WHAT THE TASK REQUIRES »
Repeat the full listing, word for word.

___

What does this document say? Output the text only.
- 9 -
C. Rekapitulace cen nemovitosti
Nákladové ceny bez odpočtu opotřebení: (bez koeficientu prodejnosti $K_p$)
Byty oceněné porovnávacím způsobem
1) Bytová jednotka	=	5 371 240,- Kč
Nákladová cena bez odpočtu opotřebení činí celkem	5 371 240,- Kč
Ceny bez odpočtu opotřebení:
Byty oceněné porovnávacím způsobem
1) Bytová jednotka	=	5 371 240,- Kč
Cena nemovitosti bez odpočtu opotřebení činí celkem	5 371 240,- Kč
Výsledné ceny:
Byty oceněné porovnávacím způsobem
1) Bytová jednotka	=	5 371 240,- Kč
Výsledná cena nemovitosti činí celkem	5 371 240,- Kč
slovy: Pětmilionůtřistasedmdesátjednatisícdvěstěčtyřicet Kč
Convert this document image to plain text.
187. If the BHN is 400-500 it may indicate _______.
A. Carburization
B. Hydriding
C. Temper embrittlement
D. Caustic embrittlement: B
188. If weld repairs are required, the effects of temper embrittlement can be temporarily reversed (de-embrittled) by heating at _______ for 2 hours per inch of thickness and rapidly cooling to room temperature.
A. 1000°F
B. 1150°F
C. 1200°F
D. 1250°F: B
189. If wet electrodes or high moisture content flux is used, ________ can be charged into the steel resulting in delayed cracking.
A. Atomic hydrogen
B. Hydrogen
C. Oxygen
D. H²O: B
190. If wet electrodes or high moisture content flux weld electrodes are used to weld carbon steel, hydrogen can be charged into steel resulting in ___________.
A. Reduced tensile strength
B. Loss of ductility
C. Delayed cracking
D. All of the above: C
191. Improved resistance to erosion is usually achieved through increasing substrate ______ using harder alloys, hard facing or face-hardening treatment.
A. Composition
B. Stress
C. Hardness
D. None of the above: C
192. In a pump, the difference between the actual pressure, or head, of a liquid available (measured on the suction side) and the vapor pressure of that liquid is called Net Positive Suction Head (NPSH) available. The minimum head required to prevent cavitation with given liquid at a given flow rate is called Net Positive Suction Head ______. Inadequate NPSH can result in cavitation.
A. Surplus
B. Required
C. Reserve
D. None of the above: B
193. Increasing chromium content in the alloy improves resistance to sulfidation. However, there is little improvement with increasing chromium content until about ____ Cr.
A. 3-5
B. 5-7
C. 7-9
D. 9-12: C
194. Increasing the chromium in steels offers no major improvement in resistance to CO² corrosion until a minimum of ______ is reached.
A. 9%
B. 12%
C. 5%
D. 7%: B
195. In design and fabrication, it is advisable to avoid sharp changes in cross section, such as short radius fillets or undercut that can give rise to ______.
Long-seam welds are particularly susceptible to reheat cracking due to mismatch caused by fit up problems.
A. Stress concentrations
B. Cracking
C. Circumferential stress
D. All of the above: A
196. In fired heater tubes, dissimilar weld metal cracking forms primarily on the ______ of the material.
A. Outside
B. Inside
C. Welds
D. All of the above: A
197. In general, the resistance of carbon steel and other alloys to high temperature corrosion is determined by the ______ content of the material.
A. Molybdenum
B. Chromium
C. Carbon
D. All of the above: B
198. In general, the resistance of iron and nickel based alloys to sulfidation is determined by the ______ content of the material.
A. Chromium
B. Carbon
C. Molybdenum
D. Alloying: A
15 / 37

___

THE ANSWER »
What does this document say? Output the text only.
- 9 -
C. Rekapitulace cen nemovitosti
Nákladové ceny bez odpočtu opotřebení: (bez koeficientu prodejnosti $K_p$)
Byty oceněné porovnávacím způsobem
1) Bytová jednotka	=	5 371 240,- Kč
Nákladová cena bez odpočtu opotřebení činí celkem	5 371 240,- Kč
Ceny bez odpočtu opotřebení:
Byty oceněné porovnávacím způsobem
1) Bytová jednotka	=	5 371 240,- Kč
Cena nemovitosti bez odpočtu opotřebení činí celkem	5 371 240,- Kč
Výsledné ceny:
Byty oceněné porovnávacím způsobem
1) Bytová jednotka	=	5 371 240,- Kč
Výsledná cena nemovitosti činí celkem	5 371 240,- Kč
slovy: Pětmilionůtřistasedmdesátjednatisícdvěstěčtyřicet Kč
Convert this document image to plain text.
187. If the BHN is 400-500 it may indicate _______.
A. Carburization
B. Hydriding
C. Temper embrittlement
D. Caustic embrittlement: B
188. If weld repairs are required, the effects of temper embrittlement can be temporarily reversed (de-embrittled) by heating at _______ for 2 hours per inch of thickness and rapidly cooling to room temperature.
A. 1000°F
B. 1150°F
C. 1200°F
D. 1250°F: B
189. If wet electrodes or high moisture content flux is used, ________ can be charged into the steel resulting in delayed cracking.
A. Atomic hydrogen
B. Hydrogen
C. Oxygen
D. H²O: B
190. If wet electrodes or high moisture content flux weld electrodes are used to weld carbon steel, hydrogen can be charged into steel resulting in ___________.
A. Reduced tensile strength
B. Loss of ductility
C. Delayed cracking
D. All of the above: C
191. Improved resistance to erosion is usually achieved through increasing substrate ______ using harder alloys, hard facing or face-hardening treatment.
A. Composition
B. Stress
C. Hardness
D. None of the above: C
192. In a pump, the difference between the actual pressure, or head, of a liquid available (measured on the suction side) and the vapor pressure of that liquid is called Net Positive Suction Head (NPSH) available. The minimum head required to prevent cavitation with given liquid at a given flow rate is called Net Positive Suction Head ______. Inadequate NPSH can result in cavitation.
A. Surplus
B. Required
C. Reserve
D. None of the above: B
193. Increasing chromium content in the alloy improves resistance to sulfidation. However, there is little improvement with increasing chromium content until about ____ Cr.
A. 3-5
B. 5-7
C. 7-9
D. 9-12: C
194. Increasing the chromium in steels offers no major improvement in resistance to CO² corrosion until a minimum of ______ is reached.
A. 9%
B. 12%
C. 5%
D. 7%: B
195. In design and fabrication, it is advisable to avoid sharp changes in cross section, such as short radius fillets or undercut that can give rise to ______.
Long-seam welds are particularly susceptible to reheat cracking due to mismatch caused by fit up problems.
A. Stress concentrations
B. Cracking
C. Circumferential stress
D. All of the above: A
196. In fired heater tubes, dissimilar weld metal cracking forms primarily on the ______ of the material.
A. Outside
B. Inside
C. Welds
D. All of the above: A
197. In general, the resistance of carbon steel and other alloys to high temperature corrosion is determined by the ______ content of the material.
A. Molybdenum
B. Chromium
C. Carbon
D. All of the above: B
198. In general, the resistance of iron and nickel based alloys to sulfidation is determined by the ______ content of the material.
A. Chromium
B. Carbon
C. Molybdenum
D. Alloying: A
15 / 37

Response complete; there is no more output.